Original comment by Lichtenb...@gmail.com on 28 Mar 2012 at 5:24

GoogleCodeExporter commented 9 years ago
I'd just like to the sentiment that tries are very useful and find uses all 
over the place. As a PhD student in CS, I work on natural language processing 
and machine translation. There, we use tries for efficiently storing language 
models (a bunch of probabilities associated with n-grams) and even translation 
models (a list of target phrases associated with some source language 
phrase/n-gram and, of course, more probabilities).

NLP people would love to see a trie in Guava. :)

Original comment by jon.h.clark on 28 Mar 2012 at 5:30

GoogleCodeExporter commented 9 years ago

Original comment by kevinb@google.com on 30 May 2012 at 7:43

GoogleCodeExporter commented 9 years ago
+1 for Trie, I find myself wanting a solid Java implementation on occasion, and 
usually fall back to a TreeMap<String> hack which gets the job done (albeit 
with a much larger memory footprint).

Original comment by Sam.Hall...@gmail.com on 1 Aug 2012 at 7:30

GoogleCodeExporter commented 9 years ago
I'd be very interested in a Trie implementation in guava. I use hadoop and need 
to filter the incoming data by a large set of strings, on the order of 2 
million strings. Right now I have a file containing these strings, one per 
line, that each mapper reads into a hashset to do the filtering. The speed 
performance is fine, it just takes a ton of memory. I've used the exact same 
approach with the exact same set of strings in c++ and it never took close to 
the amount of memory that java is using. The strings I'm filtering by have a 
good deal of common leading characters, I think our memory savings would be 
significant with a trie. I'd like to see a TrieMap and a TrieSet.

Original comment by onlyn...@gmail.com on 22 Aug 2012 at 2:28

GoogleCodeExporter commented 9 years ago
An interesting project for concurrent tries: 
http://code.google.com/p/concurrent-trees/

Original comment by phraktle on 15 Nov 2012 at 11:53

GoogleCodeExporter commented 9 years ago
I am presently finding Trie structures very useful in my code generation / 
dependency injection library.  Scanning classpaths is expensive, and java 
packages often share long, repetitive package names; couple that with the fact 
my codegen library descends not just through the package structure, but the 
class, method, field and annotation structure as well (into a single uber-trie 
of your module), and a fast, concurrent trie is absolutely vital.
● ● ●
What this task involves: List every name or address that follows "Original comment by" in the thread about tries.
● ● ●
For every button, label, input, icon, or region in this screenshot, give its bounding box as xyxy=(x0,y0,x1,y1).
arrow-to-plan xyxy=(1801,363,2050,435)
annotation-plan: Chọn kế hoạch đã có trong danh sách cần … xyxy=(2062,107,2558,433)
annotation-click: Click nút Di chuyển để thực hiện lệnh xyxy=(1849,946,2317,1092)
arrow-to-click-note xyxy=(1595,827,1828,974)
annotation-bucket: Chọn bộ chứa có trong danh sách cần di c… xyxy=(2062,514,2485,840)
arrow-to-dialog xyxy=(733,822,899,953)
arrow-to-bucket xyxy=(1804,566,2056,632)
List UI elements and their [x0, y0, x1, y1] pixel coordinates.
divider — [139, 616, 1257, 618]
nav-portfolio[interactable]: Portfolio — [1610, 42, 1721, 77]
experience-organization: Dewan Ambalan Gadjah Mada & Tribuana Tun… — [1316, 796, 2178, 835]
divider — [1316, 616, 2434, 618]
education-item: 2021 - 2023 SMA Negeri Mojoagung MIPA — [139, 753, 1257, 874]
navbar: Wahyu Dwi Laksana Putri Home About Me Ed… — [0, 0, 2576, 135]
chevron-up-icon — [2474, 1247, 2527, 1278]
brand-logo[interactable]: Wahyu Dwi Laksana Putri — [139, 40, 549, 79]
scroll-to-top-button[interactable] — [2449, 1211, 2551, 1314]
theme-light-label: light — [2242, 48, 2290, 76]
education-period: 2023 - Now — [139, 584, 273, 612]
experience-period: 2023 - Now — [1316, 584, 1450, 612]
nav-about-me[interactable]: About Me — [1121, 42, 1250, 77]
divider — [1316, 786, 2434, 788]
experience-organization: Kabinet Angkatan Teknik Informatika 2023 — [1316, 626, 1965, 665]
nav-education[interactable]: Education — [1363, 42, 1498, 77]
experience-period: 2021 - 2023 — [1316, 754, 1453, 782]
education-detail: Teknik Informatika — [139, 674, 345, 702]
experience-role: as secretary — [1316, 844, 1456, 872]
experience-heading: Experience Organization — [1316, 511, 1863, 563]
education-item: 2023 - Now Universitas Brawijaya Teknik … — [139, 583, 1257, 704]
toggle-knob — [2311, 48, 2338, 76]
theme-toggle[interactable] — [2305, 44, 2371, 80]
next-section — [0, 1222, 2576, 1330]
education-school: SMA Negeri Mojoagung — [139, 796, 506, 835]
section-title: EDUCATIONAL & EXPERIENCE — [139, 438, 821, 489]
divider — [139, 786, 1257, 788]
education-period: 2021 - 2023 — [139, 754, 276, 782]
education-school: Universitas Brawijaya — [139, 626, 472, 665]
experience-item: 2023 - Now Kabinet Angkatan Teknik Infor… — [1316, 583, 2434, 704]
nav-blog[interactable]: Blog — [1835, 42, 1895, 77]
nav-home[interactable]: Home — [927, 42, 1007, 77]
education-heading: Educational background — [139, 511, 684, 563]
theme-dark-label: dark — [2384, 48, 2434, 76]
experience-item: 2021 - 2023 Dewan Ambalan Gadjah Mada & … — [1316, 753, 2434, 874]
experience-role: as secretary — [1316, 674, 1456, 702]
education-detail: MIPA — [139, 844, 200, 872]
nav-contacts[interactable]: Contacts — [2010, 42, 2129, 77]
● ● ●
Response to the task:
Lichtenb...@gmail.com
jon.h.clark
kevinb@google.com
Sam.Hall...@gmail.com
onlyn...@gmail.com
phraktle